Dataset entries
++++++++++++++++++++

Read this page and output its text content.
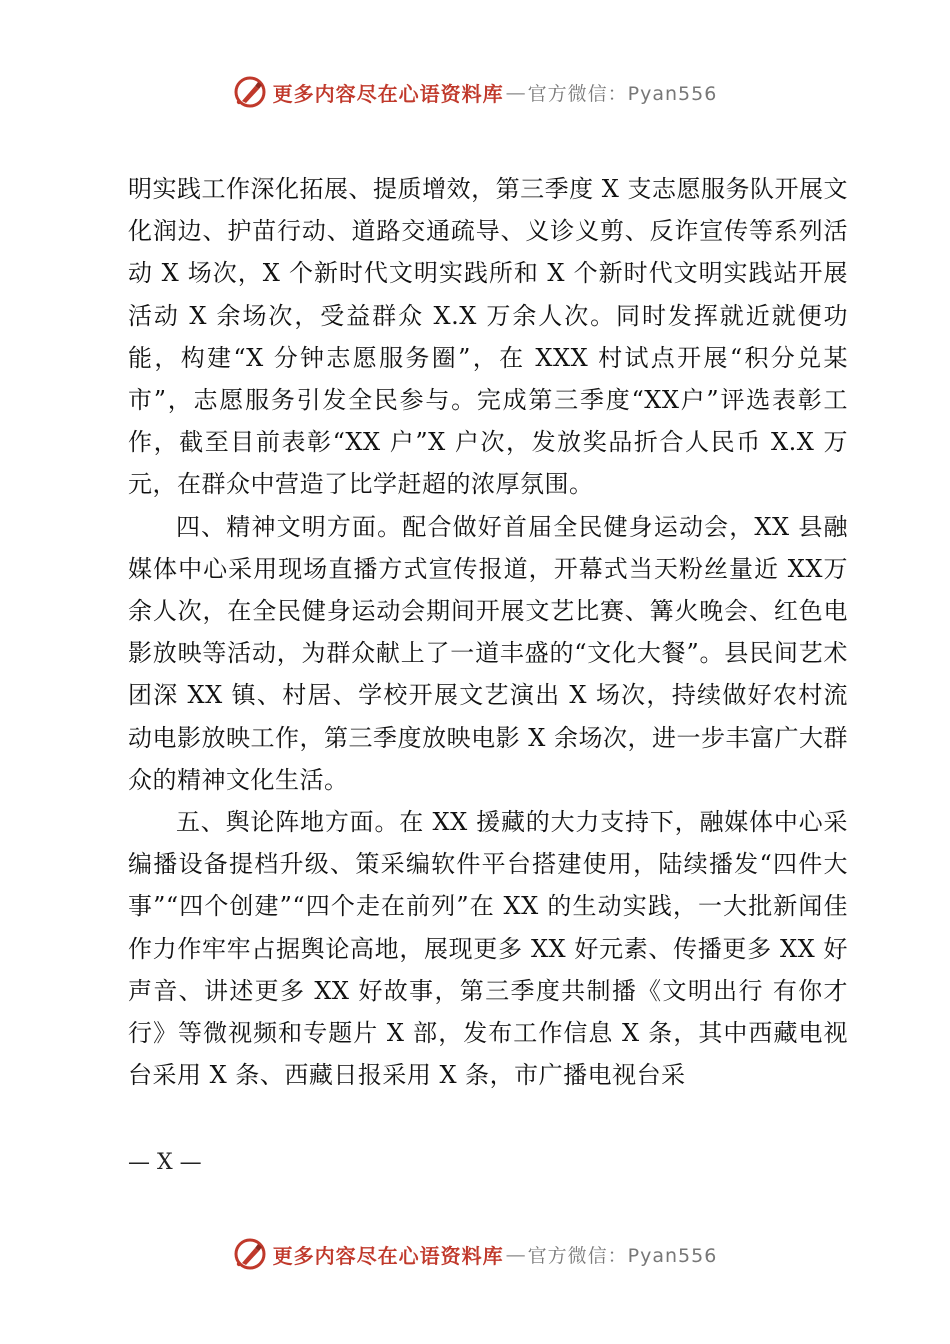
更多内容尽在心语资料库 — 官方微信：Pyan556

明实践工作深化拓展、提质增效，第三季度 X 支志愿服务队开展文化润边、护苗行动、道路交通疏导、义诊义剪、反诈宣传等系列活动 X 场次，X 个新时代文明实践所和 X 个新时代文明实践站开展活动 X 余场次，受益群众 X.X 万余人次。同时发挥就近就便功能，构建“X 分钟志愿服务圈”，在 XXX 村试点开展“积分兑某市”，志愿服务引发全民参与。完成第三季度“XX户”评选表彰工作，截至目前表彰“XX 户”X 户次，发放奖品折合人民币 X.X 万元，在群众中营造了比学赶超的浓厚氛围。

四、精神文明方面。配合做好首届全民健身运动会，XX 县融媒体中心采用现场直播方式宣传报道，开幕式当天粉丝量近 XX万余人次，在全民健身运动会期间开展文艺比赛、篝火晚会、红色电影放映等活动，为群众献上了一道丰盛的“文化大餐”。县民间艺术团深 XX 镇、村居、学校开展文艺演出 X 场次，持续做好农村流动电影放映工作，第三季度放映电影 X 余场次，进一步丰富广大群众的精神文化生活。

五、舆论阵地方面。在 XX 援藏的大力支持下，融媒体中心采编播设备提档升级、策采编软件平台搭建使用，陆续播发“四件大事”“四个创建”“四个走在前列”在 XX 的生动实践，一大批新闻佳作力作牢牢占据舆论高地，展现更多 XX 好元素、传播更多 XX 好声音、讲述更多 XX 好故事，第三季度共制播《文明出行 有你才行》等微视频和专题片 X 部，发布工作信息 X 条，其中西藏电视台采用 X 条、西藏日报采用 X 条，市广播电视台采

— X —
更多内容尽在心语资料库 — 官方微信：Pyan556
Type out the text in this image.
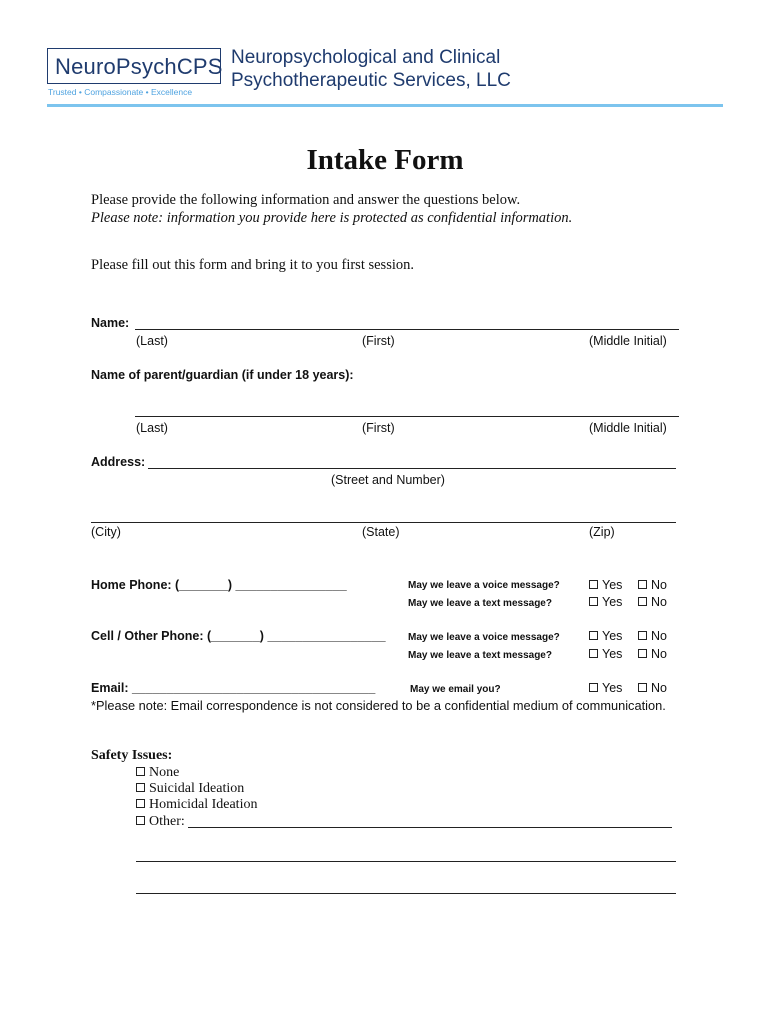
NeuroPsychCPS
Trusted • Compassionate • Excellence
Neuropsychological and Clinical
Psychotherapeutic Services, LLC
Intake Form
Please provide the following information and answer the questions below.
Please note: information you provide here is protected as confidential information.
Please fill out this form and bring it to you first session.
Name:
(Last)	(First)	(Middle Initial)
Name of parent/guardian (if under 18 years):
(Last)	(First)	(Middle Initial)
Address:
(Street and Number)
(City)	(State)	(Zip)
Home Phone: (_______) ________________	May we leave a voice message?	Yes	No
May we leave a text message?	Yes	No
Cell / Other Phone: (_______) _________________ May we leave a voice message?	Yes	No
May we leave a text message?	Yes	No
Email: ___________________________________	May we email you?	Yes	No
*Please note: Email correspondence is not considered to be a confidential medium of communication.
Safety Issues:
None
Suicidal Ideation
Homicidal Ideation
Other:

++++++++++++++++++++

#### TASK DIRECTIONS:
Gather all lines from the records above in which "Please" appears.

#### SOLUTION TO THE EXERCISE:
Please provide the following information and answer the questions below.
Please note: information you provide here is protected as confidential information.
Please fill out this form and bring it to you first session.
*Please note: Email correspondence is not considered to be a confidential medium of communication.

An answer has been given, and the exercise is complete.